-- start of Dataset rows --
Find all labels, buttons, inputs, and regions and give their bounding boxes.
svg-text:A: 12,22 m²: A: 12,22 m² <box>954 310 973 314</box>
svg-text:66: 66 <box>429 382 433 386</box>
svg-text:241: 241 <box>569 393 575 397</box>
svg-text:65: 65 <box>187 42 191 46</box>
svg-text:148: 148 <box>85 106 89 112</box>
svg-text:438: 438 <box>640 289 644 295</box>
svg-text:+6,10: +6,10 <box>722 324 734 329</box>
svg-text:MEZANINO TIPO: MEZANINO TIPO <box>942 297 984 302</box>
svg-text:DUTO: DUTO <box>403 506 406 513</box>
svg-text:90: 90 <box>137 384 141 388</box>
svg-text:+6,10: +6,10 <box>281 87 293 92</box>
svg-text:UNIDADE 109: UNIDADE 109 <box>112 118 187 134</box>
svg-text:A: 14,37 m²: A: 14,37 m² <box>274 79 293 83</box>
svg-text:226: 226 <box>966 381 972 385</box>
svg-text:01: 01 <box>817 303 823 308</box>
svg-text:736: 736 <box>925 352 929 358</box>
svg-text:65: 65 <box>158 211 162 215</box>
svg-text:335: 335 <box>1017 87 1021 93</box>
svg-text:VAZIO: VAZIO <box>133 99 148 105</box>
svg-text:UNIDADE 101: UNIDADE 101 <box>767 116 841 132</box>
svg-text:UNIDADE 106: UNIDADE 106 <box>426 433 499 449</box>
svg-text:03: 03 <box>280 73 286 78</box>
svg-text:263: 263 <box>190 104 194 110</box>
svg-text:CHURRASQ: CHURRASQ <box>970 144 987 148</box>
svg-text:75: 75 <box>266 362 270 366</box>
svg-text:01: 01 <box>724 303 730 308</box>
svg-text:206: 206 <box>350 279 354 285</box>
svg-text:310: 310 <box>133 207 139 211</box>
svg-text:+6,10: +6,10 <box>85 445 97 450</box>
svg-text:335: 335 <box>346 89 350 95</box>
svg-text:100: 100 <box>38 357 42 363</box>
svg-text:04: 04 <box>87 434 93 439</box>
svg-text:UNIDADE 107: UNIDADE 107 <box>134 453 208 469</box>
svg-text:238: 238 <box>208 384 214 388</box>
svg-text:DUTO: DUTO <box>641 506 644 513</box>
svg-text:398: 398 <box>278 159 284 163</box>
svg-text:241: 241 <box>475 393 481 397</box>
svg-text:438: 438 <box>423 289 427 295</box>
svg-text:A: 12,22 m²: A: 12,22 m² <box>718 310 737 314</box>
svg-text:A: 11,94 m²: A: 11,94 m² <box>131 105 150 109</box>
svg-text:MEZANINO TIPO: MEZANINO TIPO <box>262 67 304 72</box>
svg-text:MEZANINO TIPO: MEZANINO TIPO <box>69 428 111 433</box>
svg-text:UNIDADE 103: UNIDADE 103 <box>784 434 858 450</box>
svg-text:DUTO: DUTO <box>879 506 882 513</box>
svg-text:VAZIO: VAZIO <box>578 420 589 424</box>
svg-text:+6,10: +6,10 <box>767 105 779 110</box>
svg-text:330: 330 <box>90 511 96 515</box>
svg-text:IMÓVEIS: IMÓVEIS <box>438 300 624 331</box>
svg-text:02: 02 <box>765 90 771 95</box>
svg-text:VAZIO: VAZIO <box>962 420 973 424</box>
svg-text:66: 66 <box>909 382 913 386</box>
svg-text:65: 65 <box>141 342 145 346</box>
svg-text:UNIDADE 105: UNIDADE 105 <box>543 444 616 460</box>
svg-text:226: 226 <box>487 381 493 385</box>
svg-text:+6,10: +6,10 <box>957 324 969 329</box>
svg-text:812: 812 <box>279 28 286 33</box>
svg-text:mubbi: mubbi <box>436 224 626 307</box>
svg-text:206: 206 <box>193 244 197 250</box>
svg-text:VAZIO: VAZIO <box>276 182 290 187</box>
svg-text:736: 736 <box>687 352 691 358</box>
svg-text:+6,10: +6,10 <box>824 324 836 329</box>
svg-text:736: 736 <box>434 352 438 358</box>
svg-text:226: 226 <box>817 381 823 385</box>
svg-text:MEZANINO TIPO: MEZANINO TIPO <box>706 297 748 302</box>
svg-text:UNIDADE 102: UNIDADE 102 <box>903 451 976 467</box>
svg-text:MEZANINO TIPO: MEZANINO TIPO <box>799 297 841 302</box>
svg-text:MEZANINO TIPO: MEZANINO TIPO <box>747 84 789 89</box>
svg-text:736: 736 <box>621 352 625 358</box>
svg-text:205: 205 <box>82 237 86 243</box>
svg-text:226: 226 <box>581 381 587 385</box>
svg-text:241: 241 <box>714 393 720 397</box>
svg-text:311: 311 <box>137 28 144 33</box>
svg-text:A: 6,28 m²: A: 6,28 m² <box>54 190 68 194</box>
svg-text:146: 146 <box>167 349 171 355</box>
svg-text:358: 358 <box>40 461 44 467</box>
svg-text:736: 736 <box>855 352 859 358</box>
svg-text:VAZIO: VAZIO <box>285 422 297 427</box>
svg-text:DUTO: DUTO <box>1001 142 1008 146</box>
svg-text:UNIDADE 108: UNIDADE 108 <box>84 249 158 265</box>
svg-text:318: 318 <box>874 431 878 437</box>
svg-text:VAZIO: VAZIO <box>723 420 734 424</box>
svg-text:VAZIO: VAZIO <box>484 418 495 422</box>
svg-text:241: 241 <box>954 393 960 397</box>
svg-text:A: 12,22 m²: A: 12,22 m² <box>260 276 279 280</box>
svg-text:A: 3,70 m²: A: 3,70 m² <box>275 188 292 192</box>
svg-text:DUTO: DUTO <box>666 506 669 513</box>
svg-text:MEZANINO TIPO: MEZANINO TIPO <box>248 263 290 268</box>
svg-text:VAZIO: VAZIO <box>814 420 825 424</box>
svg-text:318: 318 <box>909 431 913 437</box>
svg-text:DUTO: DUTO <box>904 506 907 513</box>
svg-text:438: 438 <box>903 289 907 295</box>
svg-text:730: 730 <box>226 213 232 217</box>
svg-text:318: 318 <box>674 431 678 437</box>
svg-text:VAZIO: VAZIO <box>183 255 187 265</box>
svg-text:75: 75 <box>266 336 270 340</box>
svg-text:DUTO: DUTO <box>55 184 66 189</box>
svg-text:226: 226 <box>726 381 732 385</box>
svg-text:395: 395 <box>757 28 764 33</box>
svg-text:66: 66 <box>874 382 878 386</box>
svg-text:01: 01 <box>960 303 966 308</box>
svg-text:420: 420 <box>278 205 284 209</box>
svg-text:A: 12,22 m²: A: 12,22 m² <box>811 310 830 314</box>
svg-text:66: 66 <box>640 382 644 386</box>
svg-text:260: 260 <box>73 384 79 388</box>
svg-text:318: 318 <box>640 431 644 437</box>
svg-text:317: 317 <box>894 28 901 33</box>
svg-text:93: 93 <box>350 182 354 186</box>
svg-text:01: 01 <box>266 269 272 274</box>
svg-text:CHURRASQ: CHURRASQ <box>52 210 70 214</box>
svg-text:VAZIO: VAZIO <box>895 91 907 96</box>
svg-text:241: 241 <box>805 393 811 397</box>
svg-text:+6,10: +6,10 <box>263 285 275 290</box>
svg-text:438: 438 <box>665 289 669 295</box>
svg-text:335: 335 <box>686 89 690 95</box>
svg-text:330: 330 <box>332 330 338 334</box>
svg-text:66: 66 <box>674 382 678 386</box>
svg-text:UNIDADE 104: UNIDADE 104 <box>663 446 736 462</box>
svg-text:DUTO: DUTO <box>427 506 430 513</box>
-- end of Dataset rows --
- **Given task**:
Substitute "MEZZANINE TYPE" for each occurrence of "MEZANINO TIPO" in the data records and write them out again, leaving everything else unchanged.

- **In response**:
Find all labels, buttons, inputs, and regions and give their bounding boxes.
svg-text:A: 12,22 m²: A: 12,22 m² <box>954 310 973 314</box>
svg-text:66: 66 <box>429 382 433 386</box>
svg-text:241: 241 <box>569 393 575 397</box>
svg-text:65: 65 <box>187 42 191 46</box>
svg-text:148: 148 <box>85 106 89 112</box>
svg-text:438: 438 <box>640 289 644 295</box>
svg-text:+6,10: +6,10 <box>722 324 734 329</box>
svg-text:MEZZANINE TYPE: MEZZANINE TYPE <box>942 297 984 302</box>
svg-text:DUTO: DUTO <box>403 506 406 513</box>
svg-text:90: 90 <box>137 384 141 388</box>
svg-text:+6,10: +6,10 <box>281 87 293 92</box>
svg-text:UNIDADE 109: UNIDADE 109 <box>112 118 187 134</box>
svg-text:A: 14,37 m²: A: 14,37 m² <box>274 79 293 83</box>
svg-text:226: 226 <box>966 381 972 385</box>
svg-text:01: 01 <box>817 303 823 308</box>
svg-text:736: 736 <box>925 352 929 358</box>
svg-text:65: 65 <box>158 211 162 215</box>
svg-text:335: 335 <box>1017 87 1021 93</box>
svg-text:VAZIO: VAZIO <box>133 99 148 105</box>
svg-text:UNIDADE 101: UNIDADE 101 <box>767 116 841 132</box>
svg-text:UNIDADE 106: UNIDADE 106 <box>426 433 499 449</box>
svg-text:03: 03 <box>280 73 286 78</box>
svg-text:263: 263 <box>190 104 194 110</box>
svg-text:CHURRASQ: CHURRASQ <box>970 144 987 148</box>
svg-text:75: 75 <box>266 362 270 366</box>
svg-text:01: 01 <box>724 303 730 308</box>
svg-text:206: 206 <box>350 279 354 285</box>
svg-text:310: 310 <box>133 207 139 211</box>
svg-text:+6,10: +6,10 <box>85 445 97 450</box>
svg-text:335: 335 <box>346 89 350 95</box>
svg-text:100: 100 <box>38 357 42 363</box>
svg-text:04: 04 <box>87 434 93 439</box>
svg-text:UNIDADE 107: UNIDADE 107 <box>134 453 208 469</box>
svg-text:238: 238 <box>208 384 214 388</box>
svg-text:DUTO: DUTO <box>641 506 644 513</box>
svg-text:398: 398 <box>278 159 284 163</box>
svg-text:241: 241 <box>475 393 481 397</box>
svg-text:438: 438 <box>423 289 427 295</box>
svg-text:A: 12,22 m²: A: 12,22 m² <box>718 310 737 314</box>
svg-text:A: 11,94 m²: A: 11,94 m² <box>131 105 150 109</box>
svg-text:MEZZANINE TYPE: MEZZANINE TYPE <box>262 67 304 72</box>
svg-text:MEZZANINE TYPE: MEZZANINE TYPE <box>69 428 111 433</box>
svg-text:UNIDADE 103: UNIDADE 103 <box>784 434 858 450</box>
svg-text:DUTO: DUTO <box>879 506 882 513</box>
svg-text:VAZIO: VAZIO <box>578 420 589 424</box>
svg-text:+6,10: +6,10 <box>767 105 779 110</box>
svg-text:330: 330 <box>90 511 96 515</box>
svg-text:IMÓVEIS: IMÓVEIS <box>438 300 624 331</box>
svg-text:02: 02 <box>765 90 771 95</box>
svg-text:VAZIO: VAZIO <box>962 420 973 424</box>
svg-text:66: 66 <box>909 382 913 386</box>
svg-text:65: 65 <box>141 342 145 346</box>
svg-text:UNIDADE 105: UNIDADE 105 <box>543 444 616 460</box>
svg-text:226: 226 <box>487 381 493 385</box>
svg-text:+6,10: +6,10 <box>957 324 969 329</box>
svg-text:812: 812 <box>279 28 286 33</box>
svg-text:mubbi: mubbi <box>436 224 626 307</box>
svg-text:206: 206 <box>193 244 197 250</box>
svg-text:VAZIO: VAZIO <box>276 182 290 187</box>
svg-text:736: 736 <box>687 352 691 358</box>
svg-text:+6,10: +6,10 <box>824 324 836 329</box>
svg-text:736: 736 <box>434 352 438 358</box>
svg-text:226: 226 <box>817 381 823 385</box>
svg-text:MEZZANINE TYPE: MEZZANINE TYPE <box>706 297 748 302</box>
svg-text:UNIDADE 102: UNIDADE 102 <box>903 451 976 467</box>
svg-text:MEZZANINE TYPE: MEZZANINE TYPE <box>799 297 841 302</box>
svg-text:MEZZANINE TYPE: MEZZANINE TYPE <box>747 84 789 89</box>
svg-text:736: 736 <box>621 352 625 358</box>
svg-text:205: 205 <box>82 237 86 243</box>
svg-text:226: 226 <box>581 381 587 385</box>
svg-text:241: 241 <box>714 393 720 397</box>
svg-text:311: 311 <box>137 28 144 33</box>
svg-text:A: 6,28 m²: A: 6,28 m² <box>54 190 68 194</box>
svg-text:146: 146 <box>167 349 171 355</box>
svg-text:358: 358 <box>40 461 44 467</box>
svg-text:736: 736 <box>855 352 859 358</box>
svg-text:VAZIO: VAZIO <box>285 422 297 427</box>
svg-text:DUTO: DUTO <box>1001 142 1008 146</box>
svg-text:UNIDADE 108: UNIDADE 108 <box>84 249 158 265</box>
svg-text:318: 318 <box>874 431 878 437</box>
svg-text:VAZIO: VAZIO <box>723 420 734 424</box>
svg-text:VAZIO: VAZIO <box>484 418 495 422</box>
svg-text:241: 241 <box>954 393 960 397</box>
svg-text:A: 12,22 m²: A: 12,22 m² <box>260 276 279 280</box>
svg-text:A: 3,70 m²: A: 3,70 m² <box>275 188 292 192</box>
svg-text:DUTO: DUTO <box>666 506 669 513</box>
svg-text:MEZZANINE TYPE: MEZZANINE TYPE <box>248 263 290 268</box>
svg-text:VAZIO: VAZIO <box>814 420 825 424</box>
svg-text:318: 318 <box>909 431 913 437</box>
svg-text:DUTO: DUTO <box>904 506 907 513</box>
svg-text:438: 438 <box>903 289 907 295</box>
svg-text:730: 730 <box>226 213 232 217</box>
svg-text:318: 318 <box>674 431 678 437</box>
svg-text:VAZIO: VAZIO <box>183 255 187 265</box>
svg-text:75: 75 <box>266 336 270 340</box>
svg-text:DUTO: DUTO <box>55 184 66 189</box>
svg-text:226: 226 <box>726 381 732 385</box>
svg-text:395: 395 <box>757 28 764 33</box>
svg-text:66: 66 <box>874 382 878 386</box>
svg-text:01: 01 <box>960 303 966 308</box>
svg-text:420: 420 <box>278 205 284 209</box>
svg-text:A: 12,22 m²: A: 12,22 m² <box>811 310 830 314</box>
svg-text:66: 66 <box>640 382 644 386</box>
svg-text:260: 260 <box>73 384 79 388</box>
svg-text:318: 318 <box>640 431 644 437</box>
svg-text:317: 317 <box>894 28 901 33</box>
svg-text:93: 93 <box>350 182 354 186</box>
svg-text:01: 01 <box>266 269 272 274</box>
svg-text:CHURRASQ: CHURRASQ <box>52 210 70 214</box>
svg-text:VAZIO: VAZIO <box>895 91 907 96</box>
svg-text:241: 241 <box>805 393 811 397</box>
svg-text:+6,10: +6,10 <box>263 285 275 290</box>
svg-text:438: 438 <box>665 289 669 295</box>
svg-text:335: 335 <box>686 89 690 95</box>
svg-text:330: 330 <box>332 330 338 334</box>
svg-text:66: 66 <box>674 382 678 386</box>
svg-text:UNIDADE 104: UNIDADE 104 <box>663 446 736 462</box>
svg-text:DUTO: DUTO <box>427 506 430 513</box>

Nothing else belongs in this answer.